+++ Data under study
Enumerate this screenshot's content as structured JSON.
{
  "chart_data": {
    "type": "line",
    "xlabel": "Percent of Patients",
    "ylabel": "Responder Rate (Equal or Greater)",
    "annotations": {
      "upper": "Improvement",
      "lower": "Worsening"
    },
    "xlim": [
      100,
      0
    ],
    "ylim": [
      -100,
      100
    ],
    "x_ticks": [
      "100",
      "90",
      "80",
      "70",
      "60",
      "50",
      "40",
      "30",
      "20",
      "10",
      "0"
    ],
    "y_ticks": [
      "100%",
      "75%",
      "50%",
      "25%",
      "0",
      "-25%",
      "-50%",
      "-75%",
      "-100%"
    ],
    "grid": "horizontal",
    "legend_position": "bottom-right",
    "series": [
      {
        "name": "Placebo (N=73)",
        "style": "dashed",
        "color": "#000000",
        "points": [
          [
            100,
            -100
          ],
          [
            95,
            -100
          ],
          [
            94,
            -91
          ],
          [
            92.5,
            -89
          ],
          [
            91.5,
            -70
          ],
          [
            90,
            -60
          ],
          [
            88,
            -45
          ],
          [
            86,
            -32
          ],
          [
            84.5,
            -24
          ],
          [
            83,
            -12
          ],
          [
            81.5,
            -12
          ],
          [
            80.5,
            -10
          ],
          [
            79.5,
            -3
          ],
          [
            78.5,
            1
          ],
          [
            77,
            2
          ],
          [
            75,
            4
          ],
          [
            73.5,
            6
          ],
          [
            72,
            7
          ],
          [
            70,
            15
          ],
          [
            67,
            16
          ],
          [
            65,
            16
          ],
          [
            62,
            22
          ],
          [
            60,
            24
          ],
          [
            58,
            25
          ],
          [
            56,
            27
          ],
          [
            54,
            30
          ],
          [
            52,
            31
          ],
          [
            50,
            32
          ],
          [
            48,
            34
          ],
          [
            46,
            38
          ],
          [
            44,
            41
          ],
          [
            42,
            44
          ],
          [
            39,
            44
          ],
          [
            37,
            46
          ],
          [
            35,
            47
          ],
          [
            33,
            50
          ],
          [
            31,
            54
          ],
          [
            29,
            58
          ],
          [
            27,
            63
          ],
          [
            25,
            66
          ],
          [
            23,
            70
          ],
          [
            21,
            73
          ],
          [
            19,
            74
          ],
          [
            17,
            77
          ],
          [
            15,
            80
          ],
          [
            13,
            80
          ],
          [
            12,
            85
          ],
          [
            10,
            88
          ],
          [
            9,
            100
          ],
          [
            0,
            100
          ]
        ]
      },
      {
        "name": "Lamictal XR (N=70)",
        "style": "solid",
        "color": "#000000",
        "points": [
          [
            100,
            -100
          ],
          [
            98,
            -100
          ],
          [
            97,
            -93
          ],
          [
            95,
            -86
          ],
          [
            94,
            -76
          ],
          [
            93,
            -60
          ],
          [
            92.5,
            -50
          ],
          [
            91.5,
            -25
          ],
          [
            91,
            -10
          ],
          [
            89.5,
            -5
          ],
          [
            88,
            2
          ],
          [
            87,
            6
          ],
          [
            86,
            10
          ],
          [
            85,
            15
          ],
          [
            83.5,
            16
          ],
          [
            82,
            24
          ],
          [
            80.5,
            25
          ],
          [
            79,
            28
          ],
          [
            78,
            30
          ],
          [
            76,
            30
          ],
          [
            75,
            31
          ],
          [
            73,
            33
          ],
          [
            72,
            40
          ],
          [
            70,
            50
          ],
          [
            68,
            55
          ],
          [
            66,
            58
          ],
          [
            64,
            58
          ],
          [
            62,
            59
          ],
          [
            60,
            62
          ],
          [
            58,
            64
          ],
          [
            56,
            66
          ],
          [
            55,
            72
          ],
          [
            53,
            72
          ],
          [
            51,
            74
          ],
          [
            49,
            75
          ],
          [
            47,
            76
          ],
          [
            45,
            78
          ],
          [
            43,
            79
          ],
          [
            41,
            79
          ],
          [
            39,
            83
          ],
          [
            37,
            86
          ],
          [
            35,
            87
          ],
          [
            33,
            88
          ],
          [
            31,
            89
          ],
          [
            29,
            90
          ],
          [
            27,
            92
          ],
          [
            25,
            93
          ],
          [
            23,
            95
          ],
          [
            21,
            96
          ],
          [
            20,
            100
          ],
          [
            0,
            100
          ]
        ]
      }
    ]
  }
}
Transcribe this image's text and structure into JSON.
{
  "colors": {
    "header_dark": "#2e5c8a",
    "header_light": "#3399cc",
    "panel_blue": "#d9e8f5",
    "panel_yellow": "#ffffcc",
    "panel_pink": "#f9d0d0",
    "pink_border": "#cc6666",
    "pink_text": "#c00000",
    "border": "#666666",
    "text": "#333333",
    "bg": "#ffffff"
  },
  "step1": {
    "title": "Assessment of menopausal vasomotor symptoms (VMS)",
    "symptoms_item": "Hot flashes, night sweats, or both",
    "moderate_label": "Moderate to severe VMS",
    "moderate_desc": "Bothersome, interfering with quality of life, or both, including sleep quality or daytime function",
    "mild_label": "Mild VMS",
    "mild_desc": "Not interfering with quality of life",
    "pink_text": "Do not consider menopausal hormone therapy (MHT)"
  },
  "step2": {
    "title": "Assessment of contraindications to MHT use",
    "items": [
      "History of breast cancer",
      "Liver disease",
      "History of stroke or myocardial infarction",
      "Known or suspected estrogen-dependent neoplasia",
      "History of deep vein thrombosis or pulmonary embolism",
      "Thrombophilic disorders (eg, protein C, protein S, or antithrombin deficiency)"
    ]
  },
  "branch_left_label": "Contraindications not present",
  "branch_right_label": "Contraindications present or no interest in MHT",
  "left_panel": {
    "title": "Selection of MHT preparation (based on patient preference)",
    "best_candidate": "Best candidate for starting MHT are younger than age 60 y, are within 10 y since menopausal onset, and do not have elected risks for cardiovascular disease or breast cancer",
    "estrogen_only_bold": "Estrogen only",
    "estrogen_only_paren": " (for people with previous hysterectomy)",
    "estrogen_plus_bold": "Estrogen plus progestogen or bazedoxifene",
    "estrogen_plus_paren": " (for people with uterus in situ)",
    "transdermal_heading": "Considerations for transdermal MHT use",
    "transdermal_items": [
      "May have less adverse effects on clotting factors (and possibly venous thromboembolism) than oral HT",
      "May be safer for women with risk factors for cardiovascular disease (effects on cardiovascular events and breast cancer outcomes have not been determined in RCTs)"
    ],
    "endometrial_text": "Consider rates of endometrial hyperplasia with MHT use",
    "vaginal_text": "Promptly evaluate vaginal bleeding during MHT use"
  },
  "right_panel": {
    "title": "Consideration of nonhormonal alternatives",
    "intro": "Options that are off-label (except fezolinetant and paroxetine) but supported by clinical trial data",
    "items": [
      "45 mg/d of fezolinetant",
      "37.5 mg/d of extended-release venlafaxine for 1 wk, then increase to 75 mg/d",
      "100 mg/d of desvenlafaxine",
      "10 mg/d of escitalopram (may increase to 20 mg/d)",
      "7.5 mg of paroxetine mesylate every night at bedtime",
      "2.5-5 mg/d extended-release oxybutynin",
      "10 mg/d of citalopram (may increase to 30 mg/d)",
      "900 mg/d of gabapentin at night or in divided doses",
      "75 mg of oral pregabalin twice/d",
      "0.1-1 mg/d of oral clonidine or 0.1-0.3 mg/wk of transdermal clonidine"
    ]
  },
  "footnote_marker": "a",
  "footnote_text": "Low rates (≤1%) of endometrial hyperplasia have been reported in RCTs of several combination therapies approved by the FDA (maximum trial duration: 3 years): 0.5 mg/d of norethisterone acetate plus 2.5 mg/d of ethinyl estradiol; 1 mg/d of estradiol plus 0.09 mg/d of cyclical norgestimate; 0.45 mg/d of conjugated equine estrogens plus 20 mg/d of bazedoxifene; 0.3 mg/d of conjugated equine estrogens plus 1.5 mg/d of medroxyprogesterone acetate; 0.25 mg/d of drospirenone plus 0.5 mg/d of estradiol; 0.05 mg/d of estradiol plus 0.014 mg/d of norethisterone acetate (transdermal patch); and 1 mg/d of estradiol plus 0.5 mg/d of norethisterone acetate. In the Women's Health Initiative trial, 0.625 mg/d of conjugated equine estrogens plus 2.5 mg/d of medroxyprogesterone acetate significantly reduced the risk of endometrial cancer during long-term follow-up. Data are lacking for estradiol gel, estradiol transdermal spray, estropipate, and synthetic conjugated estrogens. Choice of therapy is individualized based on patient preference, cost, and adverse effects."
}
++++++
*Activity*: Return the lines above that include the string "therapy".

*Exercise output*:
    "pink_text": "Do not consider menopausal hormone therapy (MHT)"
  "footnote_text": "Low rates (≤1%) of endometrial hyperplasia have been reported in RCTs of several combination therapies approved by the FDA (maximum trial duration: 3 years): 0.5 mg/d of norethisterone acetate plus 2.5 mg/d of ethinyl estradiol; 1 mg/d of estradiol plus 0.09 mg/d of cyclical norgestimate; 0.45 mg/d of conjugated equine estrogens plus 20 mg/d of bazedoxifene; 0.3 mg/d of conjugated equine estrogens plus 1.5 mg/d of medroxyprogesterone acetate; 0.25 mg/d of drospirenone plus 0.5 mg/d of estradiol; 0.05 mg/d of estradiol plus 0.014 mg/d of norethisterone acetate (transdermal patch); and 1 mg/d of estradiol plus 0.5 mg/d of norethisterone acetate. In the Women's Health Initiative trial, 0.625 mg/d of conjugated equine estrogens plus 2.5 mg/d of medroxyprogesterone acetate significantly reduced the risk of endometrial cancer during long-term follow-up. Data are lacking for estradiol gel, estradiol transdermal spray, estropipate, and synthetic conjugated estrogens. Choice of therapy is individualized based on patient preference, cost, and adverse effects."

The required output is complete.